• [WHAT IS ASKED]
All records should be reproduced verbatim.
*** SUPPLIED RECORDS ***
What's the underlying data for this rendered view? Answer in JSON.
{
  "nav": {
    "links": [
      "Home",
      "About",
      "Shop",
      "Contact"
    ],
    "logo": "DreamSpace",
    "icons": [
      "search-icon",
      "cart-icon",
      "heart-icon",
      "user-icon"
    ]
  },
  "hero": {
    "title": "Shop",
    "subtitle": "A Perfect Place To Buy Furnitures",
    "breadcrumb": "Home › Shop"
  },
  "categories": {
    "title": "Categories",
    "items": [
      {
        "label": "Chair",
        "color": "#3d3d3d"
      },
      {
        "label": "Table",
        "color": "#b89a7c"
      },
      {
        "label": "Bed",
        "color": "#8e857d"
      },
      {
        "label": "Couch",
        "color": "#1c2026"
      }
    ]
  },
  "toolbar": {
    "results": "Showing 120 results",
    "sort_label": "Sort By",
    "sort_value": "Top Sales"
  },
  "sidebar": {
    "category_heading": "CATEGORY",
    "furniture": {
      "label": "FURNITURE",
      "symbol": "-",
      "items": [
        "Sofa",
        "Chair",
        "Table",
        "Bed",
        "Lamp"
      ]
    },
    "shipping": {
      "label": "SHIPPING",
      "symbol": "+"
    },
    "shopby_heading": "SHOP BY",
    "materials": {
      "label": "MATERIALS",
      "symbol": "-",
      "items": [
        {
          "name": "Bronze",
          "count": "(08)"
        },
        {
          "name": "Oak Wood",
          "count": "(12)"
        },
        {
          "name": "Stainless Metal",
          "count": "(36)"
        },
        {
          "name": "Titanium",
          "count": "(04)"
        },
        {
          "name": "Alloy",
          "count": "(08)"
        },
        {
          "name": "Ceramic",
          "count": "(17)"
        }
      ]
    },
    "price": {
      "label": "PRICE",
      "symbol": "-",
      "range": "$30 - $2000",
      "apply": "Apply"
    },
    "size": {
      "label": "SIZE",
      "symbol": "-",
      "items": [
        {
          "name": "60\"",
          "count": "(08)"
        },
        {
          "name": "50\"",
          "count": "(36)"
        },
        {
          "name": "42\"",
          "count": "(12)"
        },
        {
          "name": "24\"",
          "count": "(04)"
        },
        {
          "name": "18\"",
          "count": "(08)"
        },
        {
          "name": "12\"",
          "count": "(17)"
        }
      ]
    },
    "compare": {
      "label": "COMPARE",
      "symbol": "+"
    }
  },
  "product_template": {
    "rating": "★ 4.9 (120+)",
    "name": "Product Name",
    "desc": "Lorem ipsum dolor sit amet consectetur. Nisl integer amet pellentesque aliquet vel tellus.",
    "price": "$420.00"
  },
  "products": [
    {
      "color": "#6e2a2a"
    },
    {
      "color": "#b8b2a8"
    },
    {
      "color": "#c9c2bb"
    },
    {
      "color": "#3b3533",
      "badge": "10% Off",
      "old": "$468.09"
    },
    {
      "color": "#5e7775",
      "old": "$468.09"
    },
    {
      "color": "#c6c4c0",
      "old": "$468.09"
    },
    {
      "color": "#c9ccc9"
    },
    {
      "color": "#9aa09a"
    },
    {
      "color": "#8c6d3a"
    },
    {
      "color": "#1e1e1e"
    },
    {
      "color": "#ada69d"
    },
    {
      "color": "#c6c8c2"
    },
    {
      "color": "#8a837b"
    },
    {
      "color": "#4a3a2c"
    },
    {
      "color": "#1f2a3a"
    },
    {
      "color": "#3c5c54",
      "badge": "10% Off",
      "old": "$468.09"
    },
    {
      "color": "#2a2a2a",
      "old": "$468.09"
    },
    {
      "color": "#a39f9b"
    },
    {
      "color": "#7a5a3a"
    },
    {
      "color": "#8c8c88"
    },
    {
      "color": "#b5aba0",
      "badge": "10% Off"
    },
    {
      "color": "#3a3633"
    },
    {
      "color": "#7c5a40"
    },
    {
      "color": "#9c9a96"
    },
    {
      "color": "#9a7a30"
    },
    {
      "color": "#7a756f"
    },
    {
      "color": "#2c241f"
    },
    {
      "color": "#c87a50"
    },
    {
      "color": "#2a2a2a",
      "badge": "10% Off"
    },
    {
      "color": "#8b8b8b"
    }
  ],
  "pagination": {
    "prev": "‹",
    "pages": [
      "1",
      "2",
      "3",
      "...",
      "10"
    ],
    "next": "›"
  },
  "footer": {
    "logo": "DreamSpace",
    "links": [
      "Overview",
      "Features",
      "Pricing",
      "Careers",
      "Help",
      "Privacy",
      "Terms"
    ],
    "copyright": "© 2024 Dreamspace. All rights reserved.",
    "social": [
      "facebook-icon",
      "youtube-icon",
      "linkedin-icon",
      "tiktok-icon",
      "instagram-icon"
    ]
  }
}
***
• [TASK OUTPUT]
What's the underlying data for this rendered view? Answer in JSON.
{
  "nav": {
    "links": [
      "Home",
      "About",
      "Shop",
      "Contact"
    ],
    "logo": "DreamSpace",
    "icons": [
      "search-icon",
      "cart-icon",
      "heart-icon",
      "user-icon"
    ]
  },
  "hero": {
    "title": "Shop",
    "subtitle": "A Perfect Place To Buy Furnitures",
    "breadcrumb": "Home › Shop"
  },
  "categories": {
    "title": "Categories",
    "items": [
      {
        "label": "Chair",
        "color": "#3d3d3d"
      },
      {
        "label": "Table",
        "color": "#b89a7c"
      },
      {
        "label": "Bed",
        "color": "#8e857d"
      },
      {
        "label": "Couch",
        "color": "#1c2026"
      }
    ]
  },
  "toolbar": {
    "results": "Showing 120 results",
    "sort_label": "Sort By",
    "sort_value": "Top Sales"
  },
  "sidebar": {
    "category_heading": "CATEGORY",
    "furniture": {
      "label": "FURNITURE",
      "symbol": "-",
      "items": [
        "Sofa",
        "Chair",
        "Table",
        "Bed",
        "Lamp"
      ]
    },
    "shipping": {
      "label": "SHIPPING",
      "symbol": "+"
    },
    "shopby_heading": "SHOP BY",
    "materials": {
      "label": "MATERIALS",
      "symbol": "-",
      "items": [
        {
          "name": "Bronze",
          "count": "(08)"
        },
        {
          "name": "Oak Wood",
          "count": "(12)"
        },
        {
          "name": "Stainless Metal",
          "count": "(36)"
        },
        {
          "name": "Titanium",
          "count": "(04)"
        },
        {
          "name": "Alloy",
          "count": "(08)"
        },
        {
          "name": "Ceramic",
          "count": "(17)"
        }
      ]
    },
    "price": {
      "label": "PRICE",
      "symbol": "-",
      "range": "$30 - $2000",
      "apply": "Apply"
    },
    "size": {
      "label": "SIZE",
      "symbol": "-",
      "items": [
        {
          "name": "60\"",
          "count": "(08)"
        },
        {
          "name": "50\"",
          "count": "(36)"
        },
        {
          "name": "42\"",
          "count": "(12)"
        },
        {
          "name": "24\"",
          "count": "(04)"
        },
        {
          "name": "18\"",
          "count": "(08)"
        },
        {
          "name": "12\"",
          "count": "(17)"
        }
      ]
    },
    "compare": {
      "label": "COMPARE",
      "symbol": "+"
    }
  },
  "product_template": {
    "rating": "★ 4.9 (120+)",
    "name": "Product Name",
    "desc": "Lorem ipsum dolor sit amet consectetur. Nisl integer amet pellentesque aliquet vel tellus.",
    "price": "$420.00"
  },
  "products": [
    {
      "color": "#6e2a2a"
    },
    {
      "color": "#b8b2a8"
    },
    {
      "color": "#c9c2bb"
    },
    {
      "color": "#3b3533",
      "badge": "10% Off",
      "old": "$468.09"
    },
    {
      "color": "#5e7775",
      "old": "$468.09"
    },
    {
      "color": "#c6c4c0",
      "old": "$468.09"
    },
    {
      "color": "#c9ccc9"
    },
    {
      "color": "#9aa09a"
    },
    {
      "color": "#8c6d3a"
    },
    {
      "color": "#1e1e1e"
    },
    {
      "color": "#ada69d"
    },
    {
      "color": "#c6c8c2"
    },
    {
      "color": "#8a837b"
    },
    {
      "color": "#4a3a2c"
    },
    {
      "color": "#1f2a3a"
    },
    {
      "color": "#3c5c54",
      "badge": "10% Off",
      "old": "$468.09"
    },
    {
      "color": "#2a2a2a",
      "old": "$468.09"
    },
    {
      "color": "#a39f9b"
    },
    {
      "color": "#7a5a3a"
    },
    {
      "color": "#8c8c88"
    },
    {
      "color": "#b5aba0",
      "badge": "10% Off"
    },
    {
      "color": "#3a3633"
    },
    {
      "color": "#7c5a40"
    },
    {
      "color": "#9c9a96"
    },
    {
      "color": "#9a7a30"
    },
    {
      "color": "#7a756f"
    },
    {
      "color": "#2c241f"
    },
    {
      "color": "#c87a50"
    },
    {
      "color": "#2a2a2a",
      "badge": "10% Off"
    },
    {
      "color": "#8b8b8b"
    }
  ],
  "pagination": {
    "prev": "‹",
    "pages": [
      "1",
      "2",
      "3",
      "...",
      "10"
    ],
    "next": "›"
  },
  "footer": {
    "logo": "DreamSpace",
    "links": [
      "Overview",
      "Features",
      "Pricing",
      "Careers",
      "Help",
      "Privacy",
      "Terms"
    ],
    "copyright": "© 2024 Dreamspace. All rights reserved.",
    "social": [
      "facebook-icon",
      "youtube-icon",
      "linkedin-icon",
      "tiktok-icon",
      "instagram-icon"
    ]
  }
}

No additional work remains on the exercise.